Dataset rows
------------------------------------------------------------------------

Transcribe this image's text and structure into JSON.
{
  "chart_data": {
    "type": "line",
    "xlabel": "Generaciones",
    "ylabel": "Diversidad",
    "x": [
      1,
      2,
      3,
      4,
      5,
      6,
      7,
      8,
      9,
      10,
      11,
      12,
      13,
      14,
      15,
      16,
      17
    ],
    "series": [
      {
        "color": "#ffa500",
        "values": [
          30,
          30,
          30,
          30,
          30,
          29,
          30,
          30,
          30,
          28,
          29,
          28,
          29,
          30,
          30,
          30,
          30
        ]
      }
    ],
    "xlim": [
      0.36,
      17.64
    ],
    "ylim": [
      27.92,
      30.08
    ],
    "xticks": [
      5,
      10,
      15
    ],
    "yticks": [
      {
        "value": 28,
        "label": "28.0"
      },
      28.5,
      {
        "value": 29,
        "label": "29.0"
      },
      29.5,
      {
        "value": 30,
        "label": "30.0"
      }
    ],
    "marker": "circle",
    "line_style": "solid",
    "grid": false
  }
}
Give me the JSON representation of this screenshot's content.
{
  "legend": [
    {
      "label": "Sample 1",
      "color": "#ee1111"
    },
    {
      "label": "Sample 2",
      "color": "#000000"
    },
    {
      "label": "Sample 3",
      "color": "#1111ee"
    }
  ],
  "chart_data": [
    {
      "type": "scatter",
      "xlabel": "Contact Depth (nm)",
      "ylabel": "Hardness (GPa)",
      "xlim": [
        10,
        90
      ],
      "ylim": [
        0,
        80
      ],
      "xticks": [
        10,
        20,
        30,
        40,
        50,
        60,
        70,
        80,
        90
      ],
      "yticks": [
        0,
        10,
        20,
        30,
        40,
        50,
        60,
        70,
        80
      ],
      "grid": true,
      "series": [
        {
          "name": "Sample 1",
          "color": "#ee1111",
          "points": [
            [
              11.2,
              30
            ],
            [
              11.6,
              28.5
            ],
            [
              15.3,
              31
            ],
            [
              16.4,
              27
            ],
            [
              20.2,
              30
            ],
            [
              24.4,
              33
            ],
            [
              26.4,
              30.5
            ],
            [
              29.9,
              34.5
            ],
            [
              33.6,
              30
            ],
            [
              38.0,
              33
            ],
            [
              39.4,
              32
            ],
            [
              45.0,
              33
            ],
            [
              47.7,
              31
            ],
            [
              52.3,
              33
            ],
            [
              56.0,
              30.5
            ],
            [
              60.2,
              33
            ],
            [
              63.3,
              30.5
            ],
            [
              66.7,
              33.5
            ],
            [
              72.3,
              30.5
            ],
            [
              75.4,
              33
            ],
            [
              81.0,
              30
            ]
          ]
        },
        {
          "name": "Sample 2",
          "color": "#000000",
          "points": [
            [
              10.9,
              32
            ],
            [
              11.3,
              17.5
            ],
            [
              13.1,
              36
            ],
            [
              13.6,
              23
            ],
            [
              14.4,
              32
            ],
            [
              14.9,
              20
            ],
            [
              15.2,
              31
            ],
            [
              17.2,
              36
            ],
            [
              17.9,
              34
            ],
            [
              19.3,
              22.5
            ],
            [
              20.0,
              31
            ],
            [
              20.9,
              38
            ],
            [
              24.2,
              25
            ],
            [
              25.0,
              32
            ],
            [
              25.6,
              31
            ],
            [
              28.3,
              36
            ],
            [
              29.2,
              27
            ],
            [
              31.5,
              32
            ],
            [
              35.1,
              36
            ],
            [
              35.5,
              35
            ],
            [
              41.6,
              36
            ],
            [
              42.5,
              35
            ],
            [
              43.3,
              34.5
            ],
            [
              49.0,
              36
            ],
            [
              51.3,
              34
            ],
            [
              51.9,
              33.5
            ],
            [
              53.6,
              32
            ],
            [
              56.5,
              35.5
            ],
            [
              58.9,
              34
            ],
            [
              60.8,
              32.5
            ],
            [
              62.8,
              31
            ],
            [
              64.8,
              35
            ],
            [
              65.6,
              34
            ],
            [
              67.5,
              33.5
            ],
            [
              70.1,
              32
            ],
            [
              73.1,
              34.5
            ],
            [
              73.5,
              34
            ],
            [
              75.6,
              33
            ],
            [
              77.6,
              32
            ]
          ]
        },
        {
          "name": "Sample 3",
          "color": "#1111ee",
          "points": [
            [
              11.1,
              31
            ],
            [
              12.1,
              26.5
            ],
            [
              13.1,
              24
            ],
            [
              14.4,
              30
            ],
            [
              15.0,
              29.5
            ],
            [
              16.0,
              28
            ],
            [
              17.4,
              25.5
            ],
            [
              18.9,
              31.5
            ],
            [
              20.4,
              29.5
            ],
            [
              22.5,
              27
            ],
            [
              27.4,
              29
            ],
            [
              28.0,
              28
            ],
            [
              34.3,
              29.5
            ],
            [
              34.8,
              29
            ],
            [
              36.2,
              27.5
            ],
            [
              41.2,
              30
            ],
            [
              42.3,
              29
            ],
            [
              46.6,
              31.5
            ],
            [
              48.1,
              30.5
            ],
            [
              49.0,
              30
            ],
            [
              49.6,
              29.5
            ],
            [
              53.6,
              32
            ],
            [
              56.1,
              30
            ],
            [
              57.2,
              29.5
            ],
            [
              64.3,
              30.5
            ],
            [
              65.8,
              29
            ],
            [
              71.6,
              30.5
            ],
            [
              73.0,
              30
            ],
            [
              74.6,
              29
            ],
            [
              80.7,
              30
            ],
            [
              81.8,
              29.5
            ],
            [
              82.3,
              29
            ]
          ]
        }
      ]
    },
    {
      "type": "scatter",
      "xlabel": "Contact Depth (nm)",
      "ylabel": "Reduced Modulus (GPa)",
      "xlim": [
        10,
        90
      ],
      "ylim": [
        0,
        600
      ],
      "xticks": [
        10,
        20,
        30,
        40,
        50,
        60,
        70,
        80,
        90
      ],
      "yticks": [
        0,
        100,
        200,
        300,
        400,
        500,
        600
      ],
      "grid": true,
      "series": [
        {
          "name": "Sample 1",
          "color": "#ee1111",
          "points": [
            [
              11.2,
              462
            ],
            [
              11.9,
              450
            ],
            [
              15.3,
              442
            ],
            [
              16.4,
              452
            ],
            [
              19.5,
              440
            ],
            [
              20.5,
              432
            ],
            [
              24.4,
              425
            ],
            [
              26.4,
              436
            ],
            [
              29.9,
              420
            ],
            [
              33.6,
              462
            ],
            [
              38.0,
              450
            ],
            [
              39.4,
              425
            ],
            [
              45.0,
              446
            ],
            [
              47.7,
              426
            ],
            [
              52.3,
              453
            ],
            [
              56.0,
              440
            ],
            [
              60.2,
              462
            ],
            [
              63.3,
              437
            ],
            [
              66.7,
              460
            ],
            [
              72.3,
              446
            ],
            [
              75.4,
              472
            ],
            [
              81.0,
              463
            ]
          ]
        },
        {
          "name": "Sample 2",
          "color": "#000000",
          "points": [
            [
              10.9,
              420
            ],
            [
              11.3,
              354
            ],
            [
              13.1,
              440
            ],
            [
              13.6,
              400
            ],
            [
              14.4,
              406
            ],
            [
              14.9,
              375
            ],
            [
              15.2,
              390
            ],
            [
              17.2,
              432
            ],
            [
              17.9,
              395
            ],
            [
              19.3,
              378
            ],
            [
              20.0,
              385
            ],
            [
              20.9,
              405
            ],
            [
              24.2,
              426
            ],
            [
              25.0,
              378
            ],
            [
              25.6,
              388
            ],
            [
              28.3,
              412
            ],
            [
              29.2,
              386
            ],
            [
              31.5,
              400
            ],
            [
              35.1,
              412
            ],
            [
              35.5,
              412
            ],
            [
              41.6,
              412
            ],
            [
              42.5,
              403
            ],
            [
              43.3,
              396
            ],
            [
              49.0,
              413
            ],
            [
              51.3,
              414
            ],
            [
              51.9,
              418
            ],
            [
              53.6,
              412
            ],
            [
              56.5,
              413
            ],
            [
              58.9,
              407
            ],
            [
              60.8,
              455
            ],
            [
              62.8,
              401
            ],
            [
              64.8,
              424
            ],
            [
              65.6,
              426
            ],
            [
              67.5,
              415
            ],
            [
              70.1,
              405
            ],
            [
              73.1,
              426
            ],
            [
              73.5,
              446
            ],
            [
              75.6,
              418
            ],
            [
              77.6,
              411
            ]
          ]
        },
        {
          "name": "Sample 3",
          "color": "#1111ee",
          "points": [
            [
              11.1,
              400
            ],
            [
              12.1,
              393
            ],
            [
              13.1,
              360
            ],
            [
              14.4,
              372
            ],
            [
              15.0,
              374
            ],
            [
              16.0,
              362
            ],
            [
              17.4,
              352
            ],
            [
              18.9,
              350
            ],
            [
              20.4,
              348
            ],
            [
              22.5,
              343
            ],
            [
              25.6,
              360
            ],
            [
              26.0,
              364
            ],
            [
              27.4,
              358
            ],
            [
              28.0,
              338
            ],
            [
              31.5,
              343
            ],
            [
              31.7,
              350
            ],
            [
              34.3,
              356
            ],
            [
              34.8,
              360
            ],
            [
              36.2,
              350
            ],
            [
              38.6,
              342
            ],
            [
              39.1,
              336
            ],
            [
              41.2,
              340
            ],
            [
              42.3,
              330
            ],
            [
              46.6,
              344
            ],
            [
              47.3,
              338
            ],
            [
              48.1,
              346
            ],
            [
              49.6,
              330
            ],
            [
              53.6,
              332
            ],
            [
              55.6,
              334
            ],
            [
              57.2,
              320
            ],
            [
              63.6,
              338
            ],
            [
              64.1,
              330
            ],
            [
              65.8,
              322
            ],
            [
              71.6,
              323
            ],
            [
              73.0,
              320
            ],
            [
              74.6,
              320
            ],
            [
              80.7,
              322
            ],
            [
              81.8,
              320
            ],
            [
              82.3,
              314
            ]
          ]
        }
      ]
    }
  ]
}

------------------------------------------------------------------------

REQUIRED TASK:
Using the listing above, locate the lines that hold "ylabel" and copy each one.

REPLY:
    "ylabel": "Diversidad",
      "ylabel": "Hardness (GPa)",
      "ylabel": "Reduced Modulus (GPa)",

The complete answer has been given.